Reproduce every line in the listing that contains the word "Europe".

╭─ Supplied material

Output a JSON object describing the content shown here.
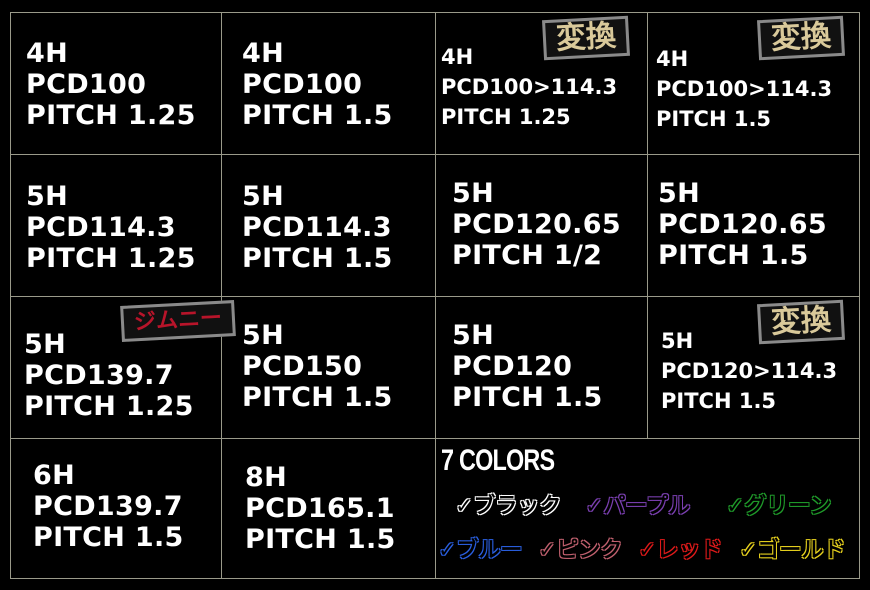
{
  "cells": [
    {
      "lines": [
        "4H",
        "PCD100",
        "PITCH 1.25"
      ]
    },
    {
      "lines": [
        "4H",
        "PCD100",
        "PITCH 1.5"
      ]
    },
    {
      "lines": [
        "4H",
        "PCD100>114.3",
        "PITCH 1.25"
      ],
      "badge": "変換"
    },
    {
      "lines": [
        "4H",
        "PCD100>114.3",
        "PITCH 1.5"
      ],
      "badge": "変換"
    },
    {
      "lines": [
        "5H",
        "PCD114.3",
        "PITCH 1.25"
      ]
    },
    {
      "lines": [
        "5H",
        "PCD114.3",
        "PITCH 1.5"
      ]
    },
    {
      "lines": [
        "5H",
        "PCD120.65",
        "PITCH 1/2"
      ]
    },
    {
      "lines": [
        "5H",
        "PCD120.65",
        "PITCH 1.5"
      ]
    },
    {
      "lines": [
        "5H",
        "PCD139.7",
        "PITCH 1.25"
      ],
      "badge": "ジムニー"
    },
    {
      "lines": [
        "5H",
        "PCD150",
        "PITCH 1.5"
      ]
    },
    {
      "lines": [
        "5H",
        "PCD120",
        "PITCH 1.5"
      ]
    },
    {
      "lines": [
        "5H",
        "PCD120>114.3",
        "PITCH 1.5"
      ],
      "badge": "変換"
    },
    {
      "lines": [
        "6H",
        "PCD139.7",
        "PITCH 1.5"
      ]
    },
    {
      "lines": [
        "8H",
        "PCD165.1",
        "PITCH 1.5"
      ]
    }
  ],
  "colors": {
    "title": "7 COLORS",
    "items": [
      {
        "label": "✓ブラック",
        "color": "#ffffff"
      },
      {
        "label": "✓パープル",
        "color": "#7a3fb0"
      },
      {
        "label": "✓グリーン",
        "color": "#1f9a2a"
      },
      {
        "label": "✓ブルー",
        "color": "#2a5fe0"
      },
      {
        "label": "✓ピンク",
        "color": "#c0606e"
      },
      {
        "label": "✓レッド",
        "color": "#e01a1a"
      },
      {
        "label": "✓ゴールド",
        "color": "#e8d21e"
      }
    ]
  }
}
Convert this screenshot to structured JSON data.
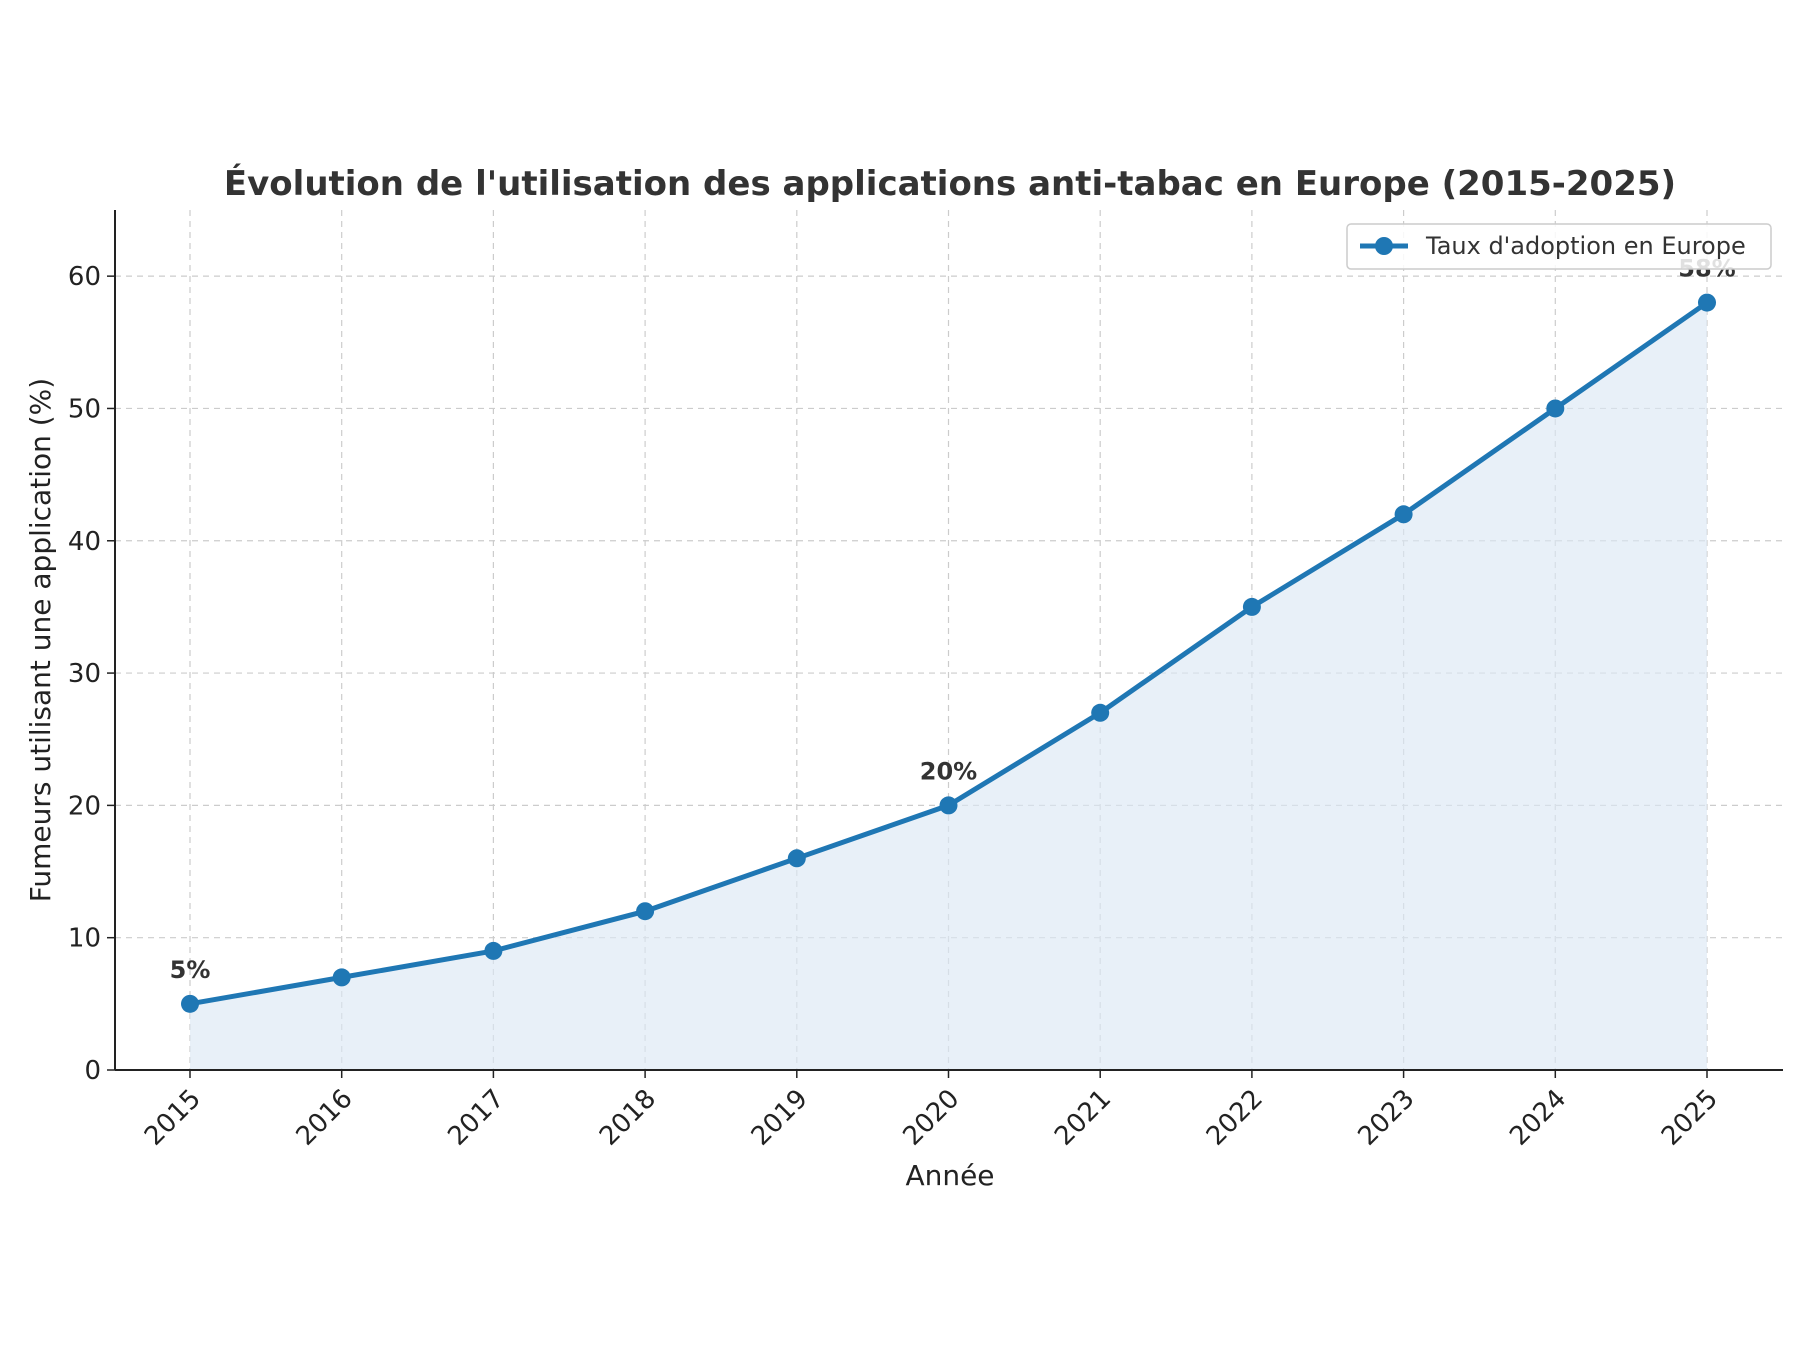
{
  "chart_data": {
    "type": "line",
    "title": "Évolution de l'utilisation des applications anti-tabac en Europe (2015-2025)",
    "xlabel": "Année",
    "ylabel": "Fumeurs utilisant une application (%)",
    "categories": [
      "2015",
      "2016",
      "2017",
      "2018",
      "2019",
      "2020",
      "2021",
      "2022",
      "2023",
      "2024",
      "2025"
    ],
    "series": [
      {
        "name": "Taux d'adoption en Europe",
        "values": [
          5,
          7,
          9,
          12,
          16,
          20,
          27,
          35,
          42,
          50,
          58
        ],
        "color": "#1f77b4",
        "fill": "#dce8f5"
      }
    ],
    "ylim": [
      0,
      65
    ],
    "yticks": [
      0,
      10,
      20,
      30,
      40,
      50,
      60
    ],
    "annotations": [
      {
        "category": "2015",
        "value": 5,
        "text": "5%"
      },
      {
        "category": "2020",
        "value": 20,
        "text": "20%"
      },
      {
        "category": "2025",
        "value": 58,
        "text": "58%"
      }
    ],
    "grid": true,
    "legend": "top-right"
  }
}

╰─

* Problem solution *
    "title": "Évolution de l'utilisation des applications anti-tabac en Europe (2015-2025)",
        "name": "Taux d'adoption en Europe",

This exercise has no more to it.